=== Assignment ===
Repeat the part of the iPod battery discussion that opens with the words containing "rspeedApr 25, 2006" and closes with "higher capacity battery).".

::: Extract :::

@Otto:Well, that wasn't the case with my old mini.@TheSolomonwhat you're explaining is the case I am trying to get across. With my mini everytime I would pick up my iPod after a day or two, freshly charged and hold engaged, I would disengage hold, the menu would instantly come up, telling me it was sleeping the whole time, and my battery would last for an hour tops after that.Hold works great, when I'm acctually using the thing.
rspeedApr 25, 2006
@OttoIt's the number of full charge cycles which matter on Lithium-Ion Polymer batteries. That is, if you use half the battery and charge it up again it's counted as half a cycle. You may as well use the battery without worrying about things like charge cycles. If you can plug it in while listening, do that. If the battery indicator seems off, recalibrate it. If the battery is old, you can get it replaced fairly inexpensively (and often you can replace it with a higher capacity battery).
thesolomonApr 25, 2006
It didn't seem confusing to me. Seeing as the article was talking about *using* the iPod while on the plane, I figured the advice about using the hold button was for when you were *listening* to it, so the screen wouldn't keep activating and deactivating because you were moving around while it was in your pocket. Placing it on hold while you're not using it is also good advice, since the screen and menus can toggle in either situation.amp300- There is no way to actually *force* the iPod to completely "turn off." The iPod decides when to actually power off on its own. By comparison, when you hold-down Play/Pause, all you do is force it to turn off the screen and backlight. While it may save you a few seconds of battery life compared to toggling hold and waiting for it to deactivate the screen on its own, it is *not* the same as powering off. You can tell that your iPod was completely turned off because it will display an Apple logo while it is booting up. If the screen immediately springs to life when you activate your iPod, and immediately displays your menu instead Apple logo, your iPod wasn't off, it was on the entire time, just with the screen and backlight turned off.

::: Provided data :::

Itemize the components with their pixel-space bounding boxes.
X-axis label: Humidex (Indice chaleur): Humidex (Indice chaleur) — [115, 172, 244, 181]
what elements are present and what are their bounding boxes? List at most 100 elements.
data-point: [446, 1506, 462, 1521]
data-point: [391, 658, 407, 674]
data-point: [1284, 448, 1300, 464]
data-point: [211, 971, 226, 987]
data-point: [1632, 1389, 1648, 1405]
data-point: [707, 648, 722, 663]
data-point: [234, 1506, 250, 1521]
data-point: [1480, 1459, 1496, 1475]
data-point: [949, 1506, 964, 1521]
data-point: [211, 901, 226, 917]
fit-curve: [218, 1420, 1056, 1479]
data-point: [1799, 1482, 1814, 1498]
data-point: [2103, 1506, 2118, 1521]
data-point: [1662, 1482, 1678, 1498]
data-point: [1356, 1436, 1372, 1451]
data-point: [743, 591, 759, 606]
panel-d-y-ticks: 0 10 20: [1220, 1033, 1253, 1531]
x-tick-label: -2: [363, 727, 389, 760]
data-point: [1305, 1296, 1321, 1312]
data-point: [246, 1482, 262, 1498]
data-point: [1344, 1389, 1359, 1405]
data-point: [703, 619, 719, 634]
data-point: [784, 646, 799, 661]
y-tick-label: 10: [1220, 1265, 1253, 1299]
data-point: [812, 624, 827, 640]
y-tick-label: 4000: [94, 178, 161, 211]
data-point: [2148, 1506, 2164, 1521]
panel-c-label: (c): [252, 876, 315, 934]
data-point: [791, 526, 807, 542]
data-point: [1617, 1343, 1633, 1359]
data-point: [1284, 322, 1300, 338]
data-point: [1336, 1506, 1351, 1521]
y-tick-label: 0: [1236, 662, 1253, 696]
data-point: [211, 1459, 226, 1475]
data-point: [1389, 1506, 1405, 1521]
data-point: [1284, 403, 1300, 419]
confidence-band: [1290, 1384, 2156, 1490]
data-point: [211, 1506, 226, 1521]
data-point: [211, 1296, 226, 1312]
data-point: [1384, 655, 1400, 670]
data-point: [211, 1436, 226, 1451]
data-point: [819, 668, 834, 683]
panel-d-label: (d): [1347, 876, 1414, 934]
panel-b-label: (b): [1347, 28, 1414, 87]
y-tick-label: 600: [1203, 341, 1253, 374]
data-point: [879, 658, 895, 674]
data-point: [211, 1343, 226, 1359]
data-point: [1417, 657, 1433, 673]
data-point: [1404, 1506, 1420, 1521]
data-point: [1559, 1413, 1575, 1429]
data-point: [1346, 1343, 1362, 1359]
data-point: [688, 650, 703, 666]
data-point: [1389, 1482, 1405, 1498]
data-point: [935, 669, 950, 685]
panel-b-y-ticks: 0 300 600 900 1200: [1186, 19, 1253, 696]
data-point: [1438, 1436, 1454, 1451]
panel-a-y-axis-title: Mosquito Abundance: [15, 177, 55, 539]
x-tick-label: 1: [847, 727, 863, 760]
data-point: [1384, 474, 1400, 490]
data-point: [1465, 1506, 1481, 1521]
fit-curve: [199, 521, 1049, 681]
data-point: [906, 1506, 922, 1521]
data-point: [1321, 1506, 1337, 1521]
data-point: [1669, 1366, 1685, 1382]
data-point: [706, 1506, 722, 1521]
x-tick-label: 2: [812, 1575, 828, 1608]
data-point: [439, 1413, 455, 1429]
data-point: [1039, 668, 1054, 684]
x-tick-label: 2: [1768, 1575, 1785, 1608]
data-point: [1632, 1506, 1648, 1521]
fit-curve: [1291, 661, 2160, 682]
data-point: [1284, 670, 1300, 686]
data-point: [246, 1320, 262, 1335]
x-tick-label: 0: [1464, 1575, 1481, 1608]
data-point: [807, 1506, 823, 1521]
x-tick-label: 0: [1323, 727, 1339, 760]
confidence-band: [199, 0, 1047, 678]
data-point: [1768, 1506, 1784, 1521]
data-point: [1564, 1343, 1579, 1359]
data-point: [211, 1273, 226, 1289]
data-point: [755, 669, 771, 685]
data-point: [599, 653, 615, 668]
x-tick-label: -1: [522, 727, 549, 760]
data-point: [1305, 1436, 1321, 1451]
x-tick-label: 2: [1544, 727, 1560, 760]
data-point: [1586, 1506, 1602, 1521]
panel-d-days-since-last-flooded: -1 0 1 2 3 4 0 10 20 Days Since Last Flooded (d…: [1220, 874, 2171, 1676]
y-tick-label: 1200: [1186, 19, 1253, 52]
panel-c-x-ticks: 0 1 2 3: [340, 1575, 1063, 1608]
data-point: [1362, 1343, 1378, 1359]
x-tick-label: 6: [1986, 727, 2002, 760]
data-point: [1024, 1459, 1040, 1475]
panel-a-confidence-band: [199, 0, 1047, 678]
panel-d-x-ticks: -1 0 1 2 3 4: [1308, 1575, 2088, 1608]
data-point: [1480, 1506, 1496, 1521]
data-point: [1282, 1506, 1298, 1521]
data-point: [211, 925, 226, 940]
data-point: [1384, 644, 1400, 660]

:::

=== Solution for this task ===
rspeedApr 25, 2006
@OttoIt's the number of full charge cycles which matter on Lithium-Ion Polymer batteries. That is, if you use half the battery and charge it up again it's counted as half a cycle. You may as well use the battery without worrying about things like charge cycles. If you can plug it in while listening, do that. If the battery indicator seems off, recalibrate it. If the battery is old, you can get it replaced fairly inexpensively (and often you can replace it with a higher capacity battery).